───── Data section

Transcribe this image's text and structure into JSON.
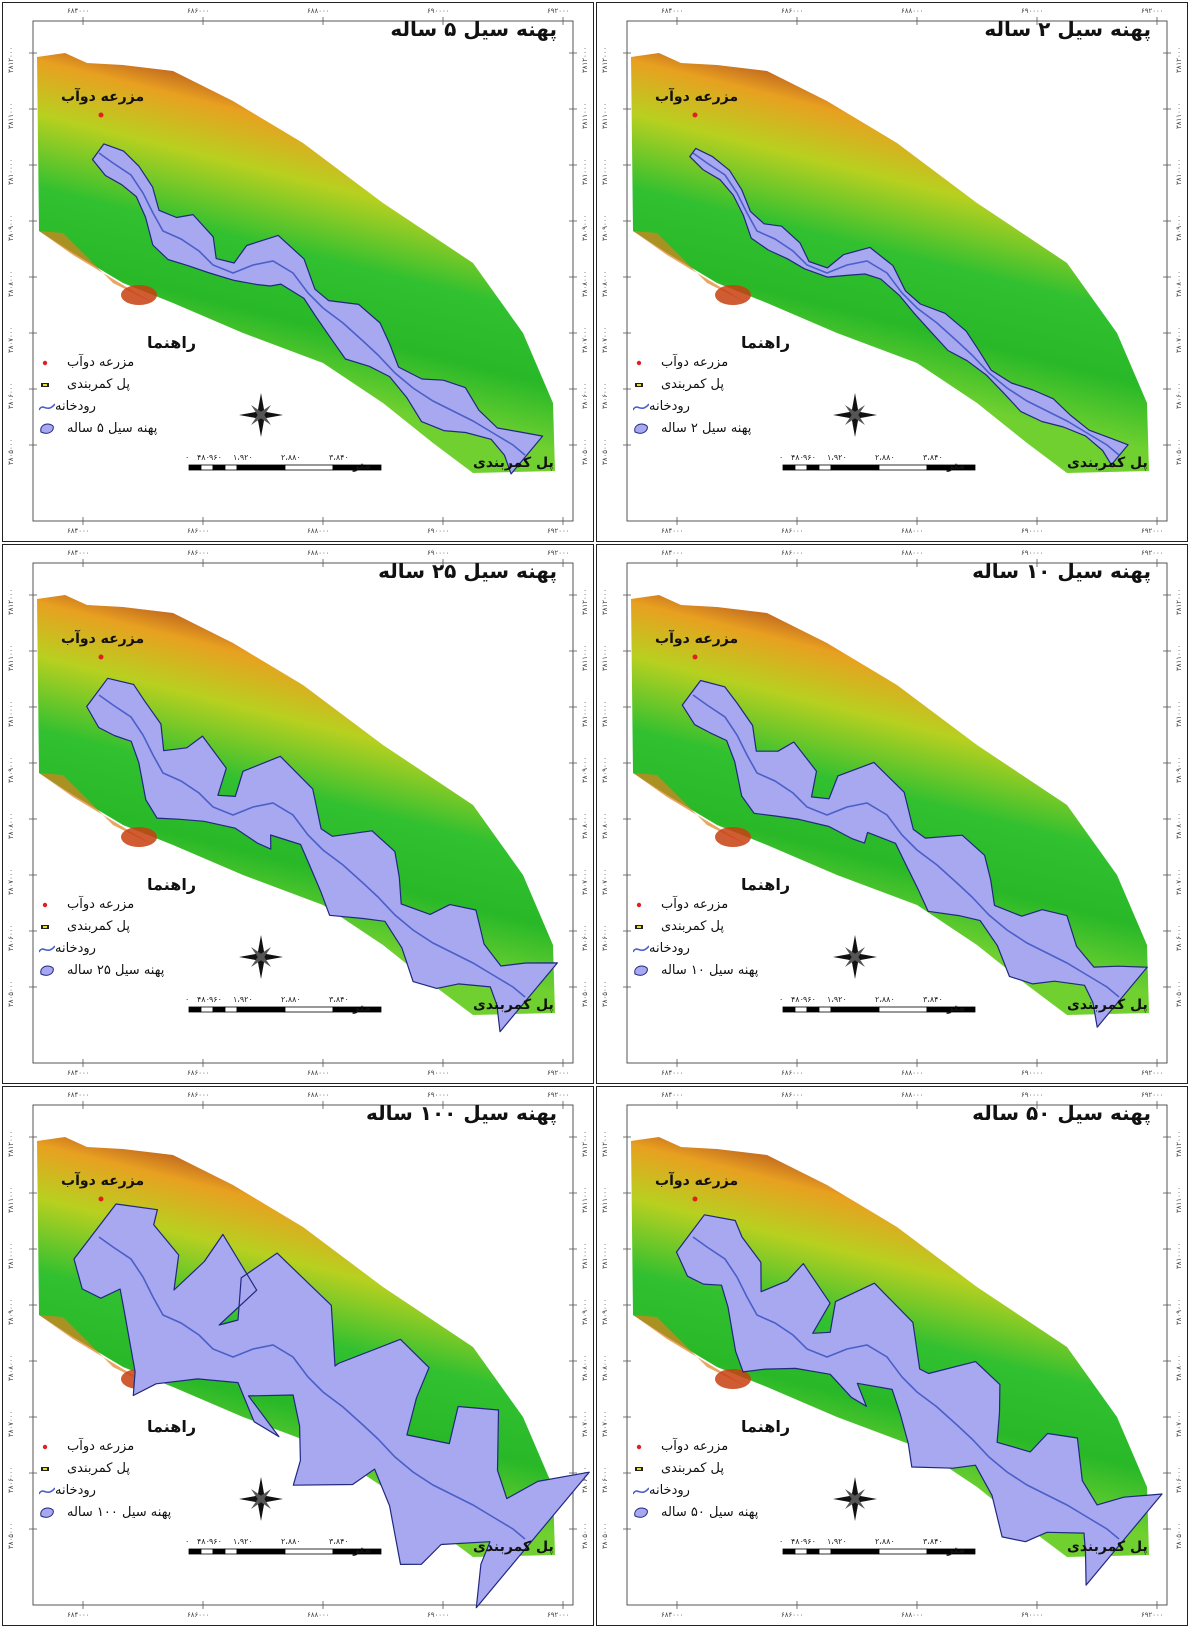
{
  "panels": [
    {
      "id": "p2",
      "title": "پهنه سیل ۲ ساله",
      "flood_legend": "پهنه سیل ۲ ساله",
      "extent": 0.02
    },
    {
      "id": "p5",
      "title": "پهنه سیل ۵ ساله",
      "flood_legend": "پهنه سیل ۵ ساله",
      "extent": 0.06
    },
    {
      "id": "p10",
      "title": "پهنه سیل ۱۰ ساله",
      "flood_legend": "پهنه سیل ۱۰ ساله",
      "extent": 0.11
    },
    {
      "id": "p25",
      "title": "پهنه سیل ۲۵ ساله",
      "flood_legend": "پهنه سیل ۲۵ ساله",
      "extent": 0.13
    },
    {
      "id": "p50",
      "title": "پهنه سیل ۵۰ ساله",
      "flood_legend": "پهنه سیل ۵۰ ساله",
      "extent": 0.18
    },
    {
      "id": "p100",
      "title": "پهنه سیل ۱۰۰ ساله",
      "flood_legend": "پهنه سیل ۱۰۰ ساله",
      "extent": 0.28
    }
  ],
  "legend": {
    "heading": "راهنما",
    "farm": "مزرعه دوآب",
    "bridge": "پل کمربندی",
    "river": "رودخانه"
  },
  "map_labels": {
    "farm": "مزرعه دوآب",
    "bridge": "پل کمربندی"
  },
  "scale": {
    "unit": "متر",
    "ticks": [
      "۰",
      "۴۸۰",
      "۹۶۰",
      "۱،۹۲۰",
      "۲،۸۸۰",
      "۳،۸۴۰"
    ]
  },
  "x_ticks": [
    "۶۸۴۰۰۰",
    "۶۸۶۰۰۰",
    "۶۸۸۰۰۰",
    "۶۹۰۰۰۰",
    "۶۹۲۰۰۰"
  ],
  "y_ticks": [
    "۳۸۱۲۰۰۰",
    "۳۸۱۱۰۰۰",
    "۳۸۱۰۰۰۰",
    "۳۸۰۹۰۰۰",
    "۳۸۰۸۰۰۰",
    "۳۸۰۷۰۰۰",
    "۳۸۰۶۰۰۰",
    "۳۸۰۵۰۰۰"
  ],
  "colors": {
    "flood": "#a8a8f0",
    "flood_edge": "#202880",
    "river": "#4a5fc8",
    "farm_point": "#e02020"
  }
}
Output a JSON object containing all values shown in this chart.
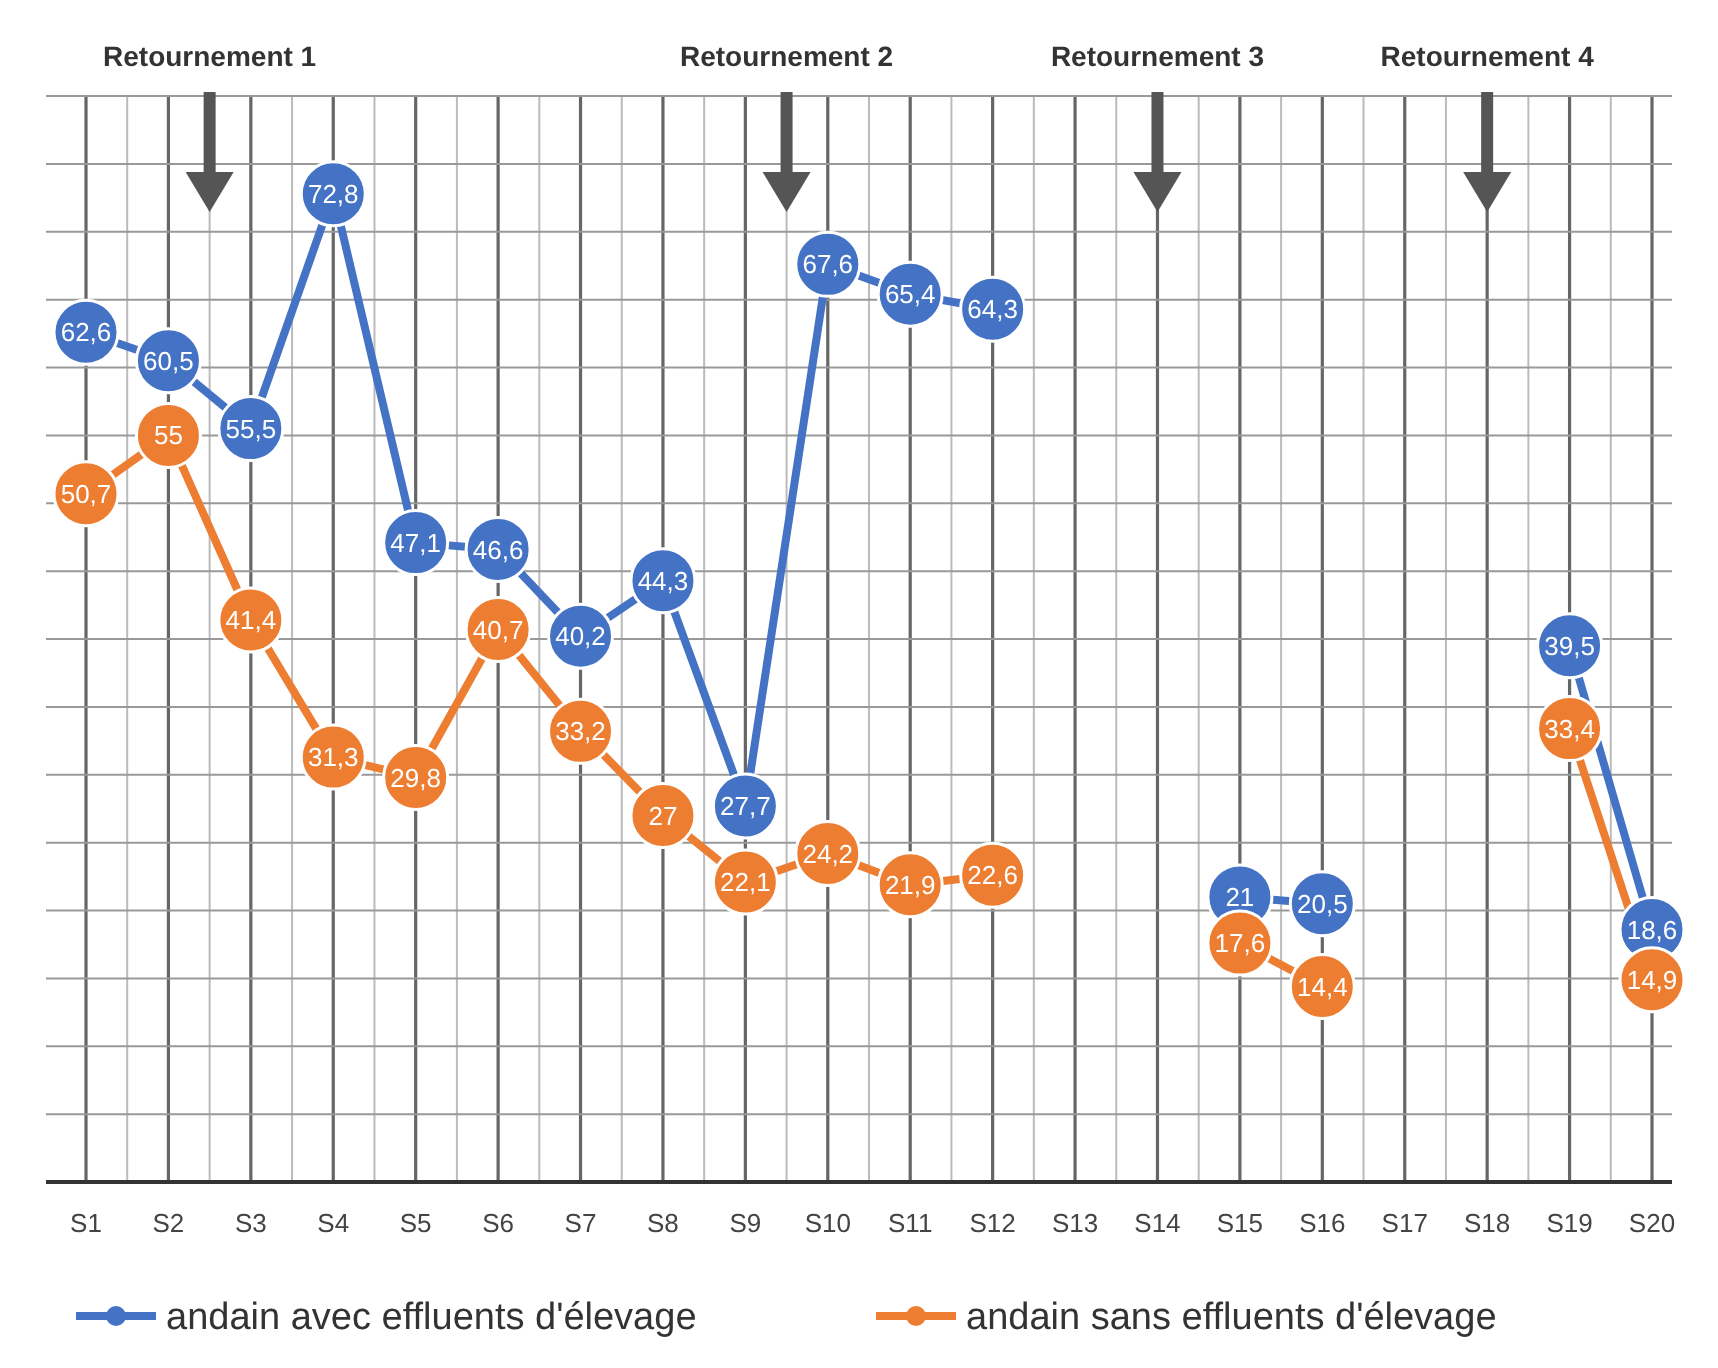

──────────

● Given task: Give the count of lines holding the word "کمربندی", with no other words.

● Response: 2